Extracted data entries:
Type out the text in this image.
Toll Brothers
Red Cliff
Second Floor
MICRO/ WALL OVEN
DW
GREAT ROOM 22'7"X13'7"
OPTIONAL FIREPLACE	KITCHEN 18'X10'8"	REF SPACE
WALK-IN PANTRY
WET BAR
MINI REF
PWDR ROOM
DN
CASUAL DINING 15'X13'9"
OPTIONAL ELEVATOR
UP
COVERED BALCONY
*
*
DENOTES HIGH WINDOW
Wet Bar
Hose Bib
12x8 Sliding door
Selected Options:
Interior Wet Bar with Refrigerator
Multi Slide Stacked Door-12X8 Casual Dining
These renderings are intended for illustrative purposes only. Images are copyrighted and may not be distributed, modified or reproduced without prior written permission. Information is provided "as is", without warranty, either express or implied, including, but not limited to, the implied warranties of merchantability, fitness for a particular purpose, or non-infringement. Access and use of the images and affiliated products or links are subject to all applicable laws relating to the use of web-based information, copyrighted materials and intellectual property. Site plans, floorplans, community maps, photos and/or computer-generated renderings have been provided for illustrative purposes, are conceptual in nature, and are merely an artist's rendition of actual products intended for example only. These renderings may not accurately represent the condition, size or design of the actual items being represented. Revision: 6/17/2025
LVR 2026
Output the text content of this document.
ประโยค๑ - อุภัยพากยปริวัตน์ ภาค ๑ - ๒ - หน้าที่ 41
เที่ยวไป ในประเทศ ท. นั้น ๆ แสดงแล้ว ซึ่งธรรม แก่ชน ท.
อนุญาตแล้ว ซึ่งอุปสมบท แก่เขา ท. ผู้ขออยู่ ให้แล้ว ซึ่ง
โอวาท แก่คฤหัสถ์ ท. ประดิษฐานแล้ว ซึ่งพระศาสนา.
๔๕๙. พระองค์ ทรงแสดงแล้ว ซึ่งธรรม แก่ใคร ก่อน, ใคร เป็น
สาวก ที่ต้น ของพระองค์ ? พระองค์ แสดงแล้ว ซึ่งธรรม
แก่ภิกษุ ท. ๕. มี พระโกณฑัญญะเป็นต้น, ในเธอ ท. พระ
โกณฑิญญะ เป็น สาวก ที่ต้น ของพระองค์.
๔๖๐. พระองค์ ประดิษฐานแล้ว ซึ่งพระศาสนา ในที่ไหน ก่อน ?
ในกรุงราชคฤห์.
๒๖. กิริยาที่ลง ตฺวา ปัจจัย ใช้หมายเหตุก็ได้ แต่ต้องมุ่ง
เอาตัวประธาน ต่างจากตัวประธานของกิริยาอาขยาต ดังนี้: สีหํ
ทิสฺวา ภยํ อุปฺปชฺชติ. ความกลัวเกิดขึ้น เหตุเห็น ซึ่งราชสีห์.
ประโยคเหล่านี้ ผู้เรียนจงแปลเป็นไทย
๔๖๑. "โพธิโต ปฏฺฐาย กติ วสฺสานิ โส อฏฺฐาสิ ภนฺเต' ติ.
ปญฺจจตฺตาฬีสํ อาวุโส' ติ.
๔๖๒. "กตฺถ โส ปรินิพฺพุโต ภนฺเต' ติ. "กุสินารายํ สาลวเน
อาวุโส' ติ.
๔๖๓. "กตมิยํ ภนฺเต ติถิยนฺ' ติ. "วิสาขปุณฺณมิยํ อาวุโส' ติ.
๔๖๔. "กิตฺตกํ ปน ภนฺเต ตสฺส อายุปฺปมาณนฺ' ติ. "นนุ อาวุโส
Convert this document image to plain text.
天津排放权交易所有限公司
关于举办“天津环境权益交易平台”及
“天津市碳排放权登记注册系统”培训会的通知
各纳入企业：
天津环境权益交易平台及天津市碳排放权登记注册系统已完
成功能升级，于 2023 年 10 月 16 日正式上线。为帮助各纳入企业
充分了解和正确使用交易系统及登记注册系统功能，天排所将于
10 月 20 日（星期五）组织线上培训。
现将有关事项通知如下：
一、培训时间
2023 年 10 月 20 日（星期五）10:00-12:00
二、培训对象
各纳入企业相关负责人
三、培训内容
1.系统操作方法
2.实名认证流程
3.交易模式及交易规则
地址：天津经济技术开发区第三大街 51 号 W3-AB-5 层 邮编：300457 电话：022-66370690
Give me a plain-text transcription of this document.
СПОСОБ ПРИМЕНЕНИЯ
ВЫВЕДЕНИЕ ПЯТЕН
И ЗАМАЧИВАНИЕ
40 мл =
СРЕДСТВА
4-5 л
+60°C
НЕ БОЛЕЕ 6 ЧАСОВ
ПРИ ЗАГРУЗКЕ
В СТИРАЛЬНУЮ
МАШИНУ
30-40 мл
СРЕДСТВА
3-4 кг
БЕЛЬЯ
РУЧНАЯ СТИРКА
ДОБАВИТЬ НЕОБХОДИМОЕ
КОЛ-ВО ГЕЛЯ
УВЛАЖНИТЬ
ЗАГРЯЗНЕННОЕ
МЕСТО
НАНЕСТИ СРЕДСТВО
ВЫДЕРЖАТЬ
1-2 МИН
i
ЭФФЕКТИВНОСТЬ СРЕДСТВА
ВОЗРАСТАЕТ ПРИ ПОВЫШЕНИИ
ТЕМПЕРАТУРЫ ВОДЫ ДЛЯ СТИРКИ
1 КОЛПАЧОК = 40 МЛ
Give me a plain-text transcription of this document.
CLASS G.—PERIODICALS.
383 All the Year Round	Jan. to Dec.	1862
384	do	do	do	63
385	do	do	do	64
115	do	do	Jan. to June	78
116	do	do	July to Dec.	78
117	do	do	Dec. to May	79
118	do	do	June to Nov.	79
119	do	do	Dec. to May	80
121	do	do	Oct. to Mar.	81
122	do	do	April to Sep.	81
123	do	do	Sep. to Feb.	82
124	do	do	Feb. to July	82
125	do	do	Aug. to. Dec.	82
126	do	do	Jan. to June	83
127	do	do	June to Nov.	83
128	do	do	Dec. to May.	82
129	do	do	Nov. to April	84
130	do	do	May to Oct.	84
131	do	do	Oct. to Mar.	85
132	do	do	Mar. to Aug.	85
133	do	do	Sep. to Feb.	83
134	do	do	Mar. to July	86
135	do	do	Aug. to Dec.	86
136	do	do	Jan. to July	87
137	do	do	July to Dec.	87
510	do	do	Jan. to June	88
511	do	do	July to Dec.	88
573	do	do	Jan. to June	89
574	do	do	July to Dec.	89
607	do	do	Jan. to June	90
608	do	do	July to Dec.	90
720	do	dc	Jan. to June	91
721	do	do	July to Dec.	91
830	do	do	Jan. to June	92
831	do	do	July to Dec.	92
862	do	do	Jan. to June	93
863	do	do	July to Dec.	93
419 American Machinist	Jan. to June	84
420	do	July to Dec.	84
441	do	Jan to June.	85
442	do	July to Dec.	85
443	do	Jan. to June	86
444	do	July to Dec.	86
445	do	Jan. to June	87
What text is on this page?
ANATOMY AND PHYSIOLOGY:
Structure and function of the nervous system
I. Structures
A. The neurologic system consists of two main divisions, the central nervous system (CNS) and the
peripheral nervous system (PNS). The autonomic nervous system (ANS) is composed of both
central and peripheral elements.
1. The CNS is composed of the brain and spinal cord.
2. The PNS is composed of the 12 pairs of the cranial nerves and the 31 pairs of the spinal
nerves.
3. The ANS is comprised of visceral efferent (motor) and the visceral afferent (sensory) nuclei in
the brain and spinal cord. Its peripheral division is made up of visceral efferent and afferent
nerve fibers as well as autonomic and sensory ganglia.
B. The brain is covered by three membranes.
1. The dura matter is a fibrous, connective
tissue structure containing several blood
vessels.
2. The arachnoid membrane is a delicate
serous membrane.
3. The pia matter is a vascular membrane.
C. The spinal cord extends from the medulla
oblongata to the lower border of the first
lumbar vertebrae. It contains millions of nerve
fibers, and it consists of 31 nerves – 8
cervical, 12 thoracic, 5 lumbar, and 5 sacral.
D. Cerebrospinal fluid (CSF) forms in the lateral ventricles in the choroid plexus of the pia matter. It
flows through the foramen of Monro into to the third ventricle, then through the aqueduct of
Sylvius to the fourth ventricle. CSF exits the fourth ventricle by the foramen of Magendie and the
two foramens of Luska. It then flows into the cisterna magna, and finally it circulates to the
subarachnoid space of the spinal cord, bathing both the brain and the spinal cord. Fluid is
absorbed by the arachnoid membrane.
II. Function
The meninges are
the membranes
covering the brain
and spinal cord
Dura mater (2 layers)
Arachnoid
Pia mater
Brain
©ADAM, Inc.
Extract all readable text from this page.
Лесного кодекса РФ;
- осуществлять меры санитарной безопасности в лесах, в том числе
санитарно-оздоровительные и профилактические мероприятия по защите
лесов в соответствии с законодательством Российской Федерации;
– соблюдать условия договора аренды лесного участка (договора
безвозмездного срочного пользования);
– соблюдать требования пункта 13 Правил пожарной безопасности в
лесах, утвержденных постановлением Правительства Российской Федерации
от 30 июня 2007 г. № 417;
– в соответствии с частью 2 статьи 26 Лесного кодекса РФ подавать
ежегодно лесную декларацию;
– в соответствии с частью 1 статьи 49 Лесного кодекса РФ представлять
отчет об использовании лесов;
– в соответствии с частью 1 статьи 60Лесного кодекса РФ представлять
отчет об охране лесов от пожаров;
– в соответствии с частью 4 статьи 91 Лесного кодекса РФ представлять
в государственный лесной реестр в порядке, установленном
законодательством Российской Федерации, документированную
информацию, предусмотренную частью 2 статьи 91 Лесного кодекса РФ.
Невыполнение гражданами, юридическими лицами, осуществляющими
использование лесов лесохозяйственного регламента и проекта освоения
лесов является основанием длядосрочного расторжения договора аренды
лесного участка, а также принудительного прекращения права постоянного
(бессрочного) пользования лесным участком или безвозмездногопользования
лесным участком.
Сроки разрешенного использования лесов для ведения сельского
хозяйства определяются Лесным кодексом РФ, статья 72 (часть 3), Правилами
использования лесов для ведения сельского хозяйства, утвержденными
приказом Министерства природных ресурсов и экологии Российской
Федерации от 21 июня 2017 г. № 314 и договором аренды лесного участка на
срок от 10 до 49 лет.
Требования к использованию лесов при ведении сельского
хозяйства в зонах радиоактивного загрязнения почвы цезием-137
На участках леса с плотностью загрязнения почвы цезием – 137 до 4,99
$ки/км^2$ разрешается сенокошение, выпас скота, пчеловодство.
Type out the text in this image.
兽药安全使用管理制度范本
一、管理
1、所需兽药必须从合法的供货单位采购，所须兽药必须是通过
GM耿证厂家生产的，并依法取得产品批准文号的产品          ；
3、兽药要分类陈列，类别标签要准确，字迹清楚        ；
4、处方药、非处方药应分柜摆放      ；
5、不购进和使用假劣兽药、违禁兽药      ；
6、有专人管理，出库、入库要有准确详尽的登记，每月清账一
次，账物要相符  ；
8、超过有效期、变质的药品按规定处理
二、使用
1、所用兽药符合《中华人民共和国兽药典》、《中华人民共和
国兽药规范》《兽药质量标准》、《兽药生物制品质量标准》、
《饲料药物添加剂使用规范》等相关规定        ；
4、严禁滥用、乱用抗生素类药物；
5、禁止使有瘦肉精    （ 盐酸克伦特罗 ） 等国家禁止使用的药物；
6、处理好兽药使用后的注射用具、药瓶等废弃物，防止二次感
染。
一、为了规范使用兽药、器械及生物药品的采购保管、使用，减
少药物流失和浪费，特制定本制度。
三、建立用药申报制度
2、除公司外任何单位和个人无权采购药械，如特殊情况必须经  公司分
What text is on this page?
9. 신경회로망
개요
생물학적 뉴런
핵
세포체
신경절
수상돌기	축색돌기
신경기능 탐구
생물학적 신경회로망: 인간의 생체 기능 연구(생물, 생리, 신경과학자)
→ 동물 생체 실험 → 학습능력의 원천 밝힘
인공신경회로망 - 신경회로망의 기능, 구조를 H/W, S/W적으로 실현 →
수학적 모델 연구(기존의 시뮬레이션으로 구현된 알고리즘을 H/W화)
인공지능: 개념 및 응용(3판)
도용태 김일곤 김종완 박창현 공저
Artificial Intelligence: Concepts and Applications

* _PROBLEM DETAILS_: From the entries above, extract every line where the word "соблюдать" appears.

* _WRITTEN ANSWER_:
– соблюдать условия договора аренды лесного участка (договора
– соблюдать требования пункта 13 Правил пожарной безопасности в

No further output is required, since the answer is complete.